◆ **SELECTED EXCERPT**:
════════════════════

The winning entry, by John Howells and Raymond Hood, resulted in the Gothic skyscraper that now stands on Michigan Avenue. While the building has since earned the praise of critics, in the beginning, it was scorned by no less than the godfather of Chicago architecture himself, Louis Sullivan, who said it “evolved from dying ideas.”
In fact, many preferred the second-place design of Finnish architect Eliel Saarinen over the winner. A late entry, Saarinen’s concept of a modern, minimalist tapering tower tipped the jury into a frenzy of indecision. Though it ultimately narrowly lost out to Howells and Hood, it was hailed as the herald of a new era in American architecture, one that boldly freed itself from the past. Today, buildings like Cleveland’s Key Tower and Charlotte’s Bank of America Corporate Center use elements of what might have been the Tribune Tower.[3]
7 Sydney Opera House
If there is anything that defines Sydney, it has to be the concrete shells of the Sydney Opera House, standing like billowing sails over Sydney Harbor. Jorn Utzon’s masterpiece was chosen out of the 200-plus entries in the competition for the building’s design. But had the second-place entry been selected, Sydney might have had a landmark that was a cross between a submarine and a seashell.
The design was conceived by seven architects called the Philadelphia Collaborative Group. Like Utzon, they took inspiration from the nearby sea to create a nautilus-like spiral structure that was praised for being “robust” and “well-suited” to the seaside location. The brutalist design also featured full-height windows and a roof of folded concrete sheathed in copper. The latest techniques in concrete technology would have been used to turn the concept into reality.[4]
6 Statue of Liberty
Had Frederic Bartholdi’s original plan carried through, the Statue of Liberty would have been a veiled Muslim woman guarding the Suez Canal rather than the Roman goddess Libertas watching over New York Harbor.

════════════════════

◆ **DATASET RECORDS**:
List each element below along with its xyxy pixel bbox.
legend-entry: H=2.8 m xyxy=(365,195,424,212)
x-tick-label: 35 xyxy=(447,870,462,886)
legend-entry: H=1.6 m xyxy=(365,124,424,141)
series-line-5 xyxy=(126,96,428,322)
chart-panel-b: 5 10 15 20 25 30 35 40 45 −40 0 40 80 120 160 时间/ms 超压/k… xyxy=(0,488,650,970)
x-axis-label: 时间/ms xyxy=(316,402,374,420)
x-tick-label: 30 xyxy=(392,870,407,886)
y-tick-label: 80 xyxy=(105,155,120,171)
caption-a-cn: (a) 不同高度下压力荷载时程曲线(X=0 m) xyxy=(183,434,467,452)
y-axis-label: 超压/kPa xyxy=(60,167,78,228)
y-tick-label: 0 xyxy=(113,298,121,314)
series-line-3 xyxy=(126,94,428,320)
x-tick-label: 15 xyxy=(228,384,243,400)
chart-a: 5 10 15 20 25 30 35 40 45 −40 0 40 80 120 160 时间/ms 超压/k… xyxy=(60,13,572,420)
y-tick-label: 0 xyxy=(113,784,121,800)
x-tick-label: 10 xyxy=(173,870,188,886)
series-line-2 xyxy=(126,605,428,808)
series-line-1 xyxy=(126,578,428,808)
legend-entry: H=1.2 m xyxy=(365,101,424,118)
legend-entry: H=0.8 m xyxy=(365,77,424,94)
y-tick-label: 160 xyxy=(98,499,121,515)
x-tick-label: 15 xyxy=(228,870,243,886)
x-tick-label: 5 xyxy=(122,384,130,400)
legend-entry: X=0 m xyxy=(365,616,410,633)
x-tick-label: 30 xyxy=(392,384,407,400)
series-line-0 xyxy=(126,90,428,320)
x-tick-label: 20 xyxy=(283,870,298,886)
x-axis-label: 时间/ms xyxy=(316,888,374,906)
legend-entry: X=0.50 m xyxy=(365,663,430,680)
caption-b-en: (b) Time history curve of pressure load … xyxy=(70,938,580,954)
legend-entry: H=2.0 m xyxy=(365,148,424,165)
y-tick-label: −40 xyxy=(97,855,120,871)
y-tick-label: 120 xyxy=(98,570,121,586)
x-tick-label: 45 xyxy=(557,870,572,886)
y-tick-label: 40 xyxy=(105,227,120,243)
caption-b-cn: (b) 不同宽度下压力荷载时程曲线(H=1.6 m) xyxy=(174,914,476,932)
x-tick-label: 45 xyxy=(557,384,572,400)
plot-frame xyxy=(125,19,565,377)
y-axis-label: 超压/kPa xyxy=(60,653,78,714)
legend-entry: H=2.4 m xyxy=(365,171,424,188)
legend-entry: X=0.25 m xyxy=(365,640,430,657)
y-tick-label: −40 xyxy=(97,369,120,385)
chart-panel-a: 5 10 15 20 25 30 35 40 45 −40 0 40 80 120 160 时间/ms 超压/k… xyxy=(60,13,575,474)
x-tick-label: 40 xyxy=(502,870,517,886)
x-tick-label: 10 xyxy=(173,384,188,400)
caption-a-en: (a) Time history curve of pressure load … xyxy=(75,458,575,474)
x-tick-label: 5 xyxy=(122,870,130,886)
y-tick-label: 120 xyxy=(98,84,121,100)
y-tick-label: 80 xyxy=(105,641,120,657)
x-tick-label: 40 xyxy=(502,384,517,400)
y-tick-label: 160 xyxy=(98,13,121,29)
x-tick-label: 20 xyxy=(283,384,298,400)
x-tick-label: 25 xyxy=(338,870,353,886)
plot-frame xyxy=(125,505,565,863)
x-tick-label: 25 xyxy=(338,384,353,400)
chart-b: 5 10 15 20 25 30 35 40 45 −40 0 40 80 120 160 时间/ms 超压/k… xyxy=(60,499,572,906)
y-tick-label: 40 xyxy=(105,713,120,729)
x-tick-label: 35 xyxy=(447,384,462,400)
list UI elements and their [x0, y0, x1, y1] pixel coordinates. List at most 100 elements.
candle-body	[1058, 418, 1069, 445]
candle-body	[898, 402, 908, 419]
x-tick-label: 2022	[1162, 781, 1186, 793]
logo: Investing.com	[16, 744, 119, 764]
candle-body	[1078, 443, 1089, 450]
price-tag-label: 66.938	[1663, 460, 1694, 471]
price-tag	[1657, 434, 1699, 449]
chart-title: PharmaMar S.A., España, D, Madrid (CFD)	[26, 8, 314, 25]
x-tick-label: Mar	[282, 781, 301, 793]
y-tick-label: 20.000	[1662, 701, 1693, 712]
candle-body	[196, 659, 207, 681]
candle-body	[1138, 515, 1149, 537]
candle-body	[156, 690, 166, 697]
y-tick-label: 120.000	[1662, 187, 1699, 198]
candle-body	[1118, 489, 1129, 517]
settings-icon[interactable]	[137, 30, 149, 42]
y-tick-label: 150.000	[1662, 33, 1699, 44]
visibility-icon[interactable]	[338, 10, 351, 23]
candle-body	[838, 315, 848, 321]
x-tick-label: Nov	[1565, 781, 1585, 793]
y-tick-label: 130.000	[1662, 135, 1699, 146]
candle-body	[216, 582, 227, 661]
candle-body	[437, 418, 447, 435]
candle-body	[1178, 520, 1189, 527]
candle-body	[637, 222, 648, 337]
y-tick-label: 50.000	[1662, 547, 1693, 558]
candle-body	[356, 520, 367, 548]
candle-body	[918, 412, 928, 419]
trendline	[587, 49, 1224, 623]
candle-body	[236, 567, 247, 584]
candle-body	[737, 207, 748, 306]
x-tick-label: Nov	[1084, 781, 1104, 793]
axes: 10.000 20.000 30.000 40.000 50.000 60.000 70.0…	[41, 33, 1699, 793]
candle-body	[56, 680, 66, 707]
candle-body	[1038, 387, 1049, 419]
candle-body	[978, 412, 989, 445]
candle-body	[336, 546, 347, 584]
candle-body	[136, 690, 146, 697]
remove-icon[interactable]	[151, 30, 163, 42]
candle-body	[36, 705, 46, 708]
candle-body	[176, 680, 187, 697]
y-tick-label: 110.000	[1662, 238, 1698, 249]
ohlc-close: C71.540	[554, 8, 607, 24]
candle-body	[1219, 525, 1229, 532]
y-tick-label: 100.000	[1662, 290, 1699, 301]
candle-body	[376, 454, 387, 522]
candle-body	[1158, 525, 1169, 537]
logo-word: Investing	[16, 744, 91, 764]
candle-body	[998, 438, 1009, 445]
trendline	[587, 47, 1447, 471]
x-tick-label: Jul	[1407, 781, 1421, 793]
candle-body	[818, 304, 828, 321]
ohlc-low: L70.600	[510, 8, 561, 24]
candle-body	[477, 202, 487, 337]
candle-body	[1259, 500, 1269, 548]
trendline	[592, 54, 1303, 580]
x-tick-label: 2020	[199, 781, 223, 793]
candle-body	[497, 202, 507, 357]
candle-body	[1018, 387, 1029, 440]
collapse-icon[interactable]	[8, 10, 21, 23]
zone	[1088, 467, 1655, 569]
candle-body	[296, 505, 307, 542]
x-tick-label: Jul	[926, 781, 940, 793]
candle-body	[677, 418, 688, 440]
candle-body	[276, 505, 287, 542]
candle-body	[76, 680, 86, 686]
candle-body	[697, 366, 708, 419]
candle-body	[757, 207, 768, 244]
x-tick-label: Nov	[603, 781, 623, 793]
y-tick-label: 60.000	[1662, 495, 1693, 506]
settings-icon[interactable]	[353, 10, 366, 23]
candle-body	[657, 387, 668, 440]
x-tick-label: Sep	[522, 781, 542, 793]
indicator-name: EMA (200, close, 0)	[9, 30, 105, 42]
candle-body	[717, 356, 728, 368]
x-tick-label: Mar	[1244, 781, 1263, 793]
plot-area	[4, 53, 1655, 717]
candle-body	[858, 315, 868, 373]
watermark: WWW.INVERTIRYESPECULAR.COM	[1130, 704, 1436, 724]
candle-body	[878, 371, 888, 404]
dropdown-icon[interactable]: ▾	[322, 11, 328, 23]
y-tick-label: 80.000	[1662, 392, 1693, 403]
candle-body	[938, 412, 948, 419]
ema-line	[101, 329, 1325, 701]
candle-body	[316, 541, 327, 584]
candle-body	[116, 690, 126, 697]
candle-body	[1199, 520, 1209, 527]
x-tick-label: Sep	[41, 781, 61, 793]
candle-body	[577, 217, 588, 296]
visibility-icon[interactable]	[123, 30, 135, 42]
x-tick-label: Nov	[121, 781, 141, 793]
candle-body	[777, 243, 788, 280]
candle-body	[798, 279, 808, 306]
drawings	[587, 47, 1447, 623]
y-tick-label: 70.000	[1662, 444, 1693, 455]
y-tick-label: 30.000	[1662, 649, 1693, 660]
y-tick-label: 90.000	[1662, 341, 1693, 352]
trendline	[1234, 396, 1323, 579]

════════════════════

◆ **TO DO**:
Reproduce the passage from the excerpt on runner-up designs, starting with "The design was" and going on through "New York Harbor.". None of the data are relevant here.

◆ **ANSWER TO THIS TASK**:
The design was conceived by seven architects called the Philadelphia Collaborative Group. Like Utzon, they took inspiration from the nearby sea to create a nautilus-like spiral structure that was praised for being “robust” and “well-suited” to the seaside location. The brutalist design also featured full-height windows and a roof of folded concrete sheathed in copper. The latest techniques in concrete technology would have been used to turn the concept into reality.[4]
6 Statue of Liberty
Had Frederic Bartholdi’s original plan carried through, the Statue of Liberty would have been a veiled Muslim woman guarding the Suez Canal rather than the Roman goddess Libertas watching over New York Harbor.